### Exercise description
Take the material and output all of it exactly.

### Records provided
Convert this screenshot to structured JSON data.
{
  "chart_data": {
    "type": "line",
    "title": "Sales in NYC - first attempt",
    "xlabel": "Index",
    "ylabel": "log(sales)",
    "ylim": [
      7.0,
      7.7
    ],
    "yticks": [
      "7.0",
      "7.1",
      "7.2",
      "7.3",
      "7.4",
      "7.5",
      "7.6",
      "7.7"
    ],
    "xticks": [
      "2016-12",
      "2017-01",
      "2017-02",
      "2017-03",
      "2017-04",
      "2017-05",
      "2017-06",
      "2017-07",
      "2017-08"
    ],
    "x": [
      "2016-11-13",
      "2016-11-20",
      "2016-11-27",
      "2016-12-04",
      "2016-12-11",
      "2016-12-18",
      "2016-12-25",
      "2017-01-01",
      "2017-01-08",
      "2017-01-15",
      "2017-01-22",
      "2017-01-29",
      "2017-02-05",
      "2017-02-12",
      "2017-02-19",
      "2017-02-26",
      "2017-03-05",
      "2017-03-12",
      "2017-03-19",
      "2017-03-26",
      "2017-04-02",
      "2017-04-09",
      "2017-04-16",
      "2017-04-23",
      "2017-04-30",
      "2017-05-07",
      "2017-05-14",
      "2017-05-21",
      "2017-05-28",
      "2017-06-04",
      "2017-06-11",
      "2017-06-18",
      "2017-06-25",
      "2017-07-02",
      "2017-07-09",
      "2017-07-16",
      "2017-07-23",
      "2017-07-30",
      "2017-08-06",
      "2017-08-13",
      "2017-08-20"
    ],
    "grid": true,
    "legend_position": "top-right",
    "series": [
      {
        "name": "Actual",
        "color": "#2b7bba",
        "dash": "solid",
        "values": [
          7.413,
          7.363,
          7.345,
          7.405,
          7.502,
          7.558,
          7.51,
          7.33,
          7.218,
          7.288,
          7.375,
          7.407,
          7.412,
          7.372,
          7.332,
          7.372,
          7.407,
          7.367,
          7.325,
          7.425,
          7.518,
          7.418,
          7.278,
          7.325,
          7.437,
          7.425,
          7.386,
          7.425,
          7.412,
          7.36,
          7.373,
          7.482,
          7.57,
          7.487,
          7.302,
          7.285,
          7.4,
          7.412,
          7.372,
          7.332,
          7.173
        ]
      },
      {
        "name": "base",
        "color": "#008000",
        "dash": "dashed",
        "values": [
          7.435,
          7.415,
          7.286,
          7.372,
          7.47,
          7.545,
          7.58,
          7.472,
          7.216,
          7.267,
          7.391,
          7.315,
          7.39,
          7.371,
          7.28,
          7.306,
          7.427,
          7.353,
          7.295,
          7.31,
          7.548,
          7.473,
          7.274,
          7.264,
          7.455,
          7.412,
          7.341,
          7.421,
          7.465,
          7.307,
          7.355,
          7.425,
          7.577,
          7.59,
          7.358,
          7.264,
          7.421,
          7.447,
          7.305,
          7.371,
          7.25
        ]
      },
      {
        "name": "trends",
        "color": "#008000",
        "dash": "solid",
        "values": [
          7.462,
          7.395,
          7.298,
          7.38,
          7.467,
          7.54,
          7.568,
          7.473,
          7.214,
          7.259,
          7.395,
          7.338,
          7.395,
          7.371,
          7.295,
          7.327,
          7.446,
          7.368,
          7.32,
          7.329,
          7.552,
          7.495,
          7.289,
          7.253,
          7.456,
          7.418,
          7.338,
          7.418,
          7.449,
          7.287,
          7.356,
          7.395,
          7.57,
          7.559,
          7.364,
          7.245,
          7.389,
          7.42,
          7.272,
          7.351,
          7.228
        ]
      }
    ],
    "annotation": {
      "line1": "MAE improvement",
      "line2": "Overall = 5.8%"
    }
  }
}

### Task answer
Convert this screenshot to structured JSON data.
{
  "chart_data": {
    "type": "line",
    "title": "Sales in NYC - first attempt",
    "xlabel": "Index",
    "ylabel": "log(sales)",
    "ylim": [
      7.0,
      7.7
    ],
    "yticks": [
      "7.0",
      "7.1",
      "7.2",
      "7.3",
      "7.4",
      "7.5",
      "7.6",
      "7.7"
    ],
    "xticks": [
      "2016-12",
      "2017-01",
      "2017-02",
      "2017-03",
      "2017-04",
      "2017-05",
      "2017-06",
      "2017-07",
      "2017-08"
    ],
    "x": [
      "2016-11-13",
      "2016-11-20",
      "2016-11-27",
      "2016-12-04",
      "2016-12-11",
      "2016-12-18",
      "2016-12-25",
      "2017-01-01",
      "2017-01-08",
      "2017-01-15",
      "2017-01-22",
      "2017-01-29",
      "2017-02-05",
      "2017-02-12",
      "2017-02-19",
      "2017-02-26",
      "2017-03-05",
      "2017-03-12",
      "2017-03-19",
      "2017-03-26",
      "2017-04-02",
      "2017-04-09",
      "2017-04-16",
      "2017-04-23",
      "2017-04-30",
      "2017-05-07",
      "2017-05-14",
      "2017-05-21",
      "2017-05-28",
      "2017-06-04",
      "2017-06-11",
      "2017-06-18",
      "2017-06-25",
      "2017-07-02",
      "2017-07-09",
      "2017-07-16",
      "2017-07-23",
      "2017-07-30",
      "2017-08-06",
      "2017-08-13",
      "2017-08-20"
    ],
    "grid": true,
    "legend_position": "top-right",
    "series": [
      {
        "name": "Actual",
        "color": "#2b7bba",
        "dash": "solid",
        "values": [
          7.413,
          7.363,
          7.345,
          7.405,
          7.502,
          7.558,
          7.51,
          7.33,
          7.218,
          7.288,
          7.375,
          7.407,
          7.412,
          7.372,
          7.332,
          7.372,
          7.407,
          7.367,
          7.325,
          7.425,
          7.518,
          7.418,
          7.278,
          7.325,
          7.437,
          7.425,
          7.386,
          7.425,
          7.412,
          7.36,
          7.373,
          7.482,
          7.57,
          7.487,
          7.302,
          7.285,
          7.4,
          7.412,
          7.372,
          7.332,
          7.173
        ]
      },
      {
        "name": "base",
        "color": "#008000",
        "dash": "dashed",
        "values": [
          7.435,
          7.415,
          7.286,
          7.372,
          7.47,
          7.545,
          7.58,
          7.472,
          7.216,
          7.267,
          7.391,
          7.315,
          7.39,
          7.371,
          7.28,
          7.306,
          7.427,
          7.353,
          7.295,
          7.31,
          7.548,
          7.473,
          7.274,
          7.264,
          7.455,
          7.412,
          7.341,
          7.421,
          7.465,
          7.307,
          7.355,
          7.425,
          7.577,
          7.59,
          7.358,
          7.264,
          7.421,
          7.447,
          7.305,
          7.371,
          7.25
        ]
      },
      {
        "name": "trends",
        "color": "#008000",
        "dash": "solid",
        "values": [
          7.462,
          7.395,
          7.298,
          7.38,
          7.467,
          7.54,
          7.568,
          7.473,
          7.214,
          7.259,
          7.395,
          7.338,
          7.395,
          7.371,
          7.295,
          7.327,
          7.446,
          7.368,
          7.32,
          7.329,
          7.552,
          7.495,
          7.289,
          7.253,
          7.456,
          7.418,
          7.338,
          7.418,
          7.449,
          7.287,
          7.356,
          7.395,
          7.57,
          7.559,
          7.364,
          7.245,
          7.389,
          7.42,
          7.272,
          7.351,
          7.228
        ]
      }
    ],
    "annotation": {
      "line1": "MAE improvement",
      "line2": "Overall = 5.8%"
    }
  }
}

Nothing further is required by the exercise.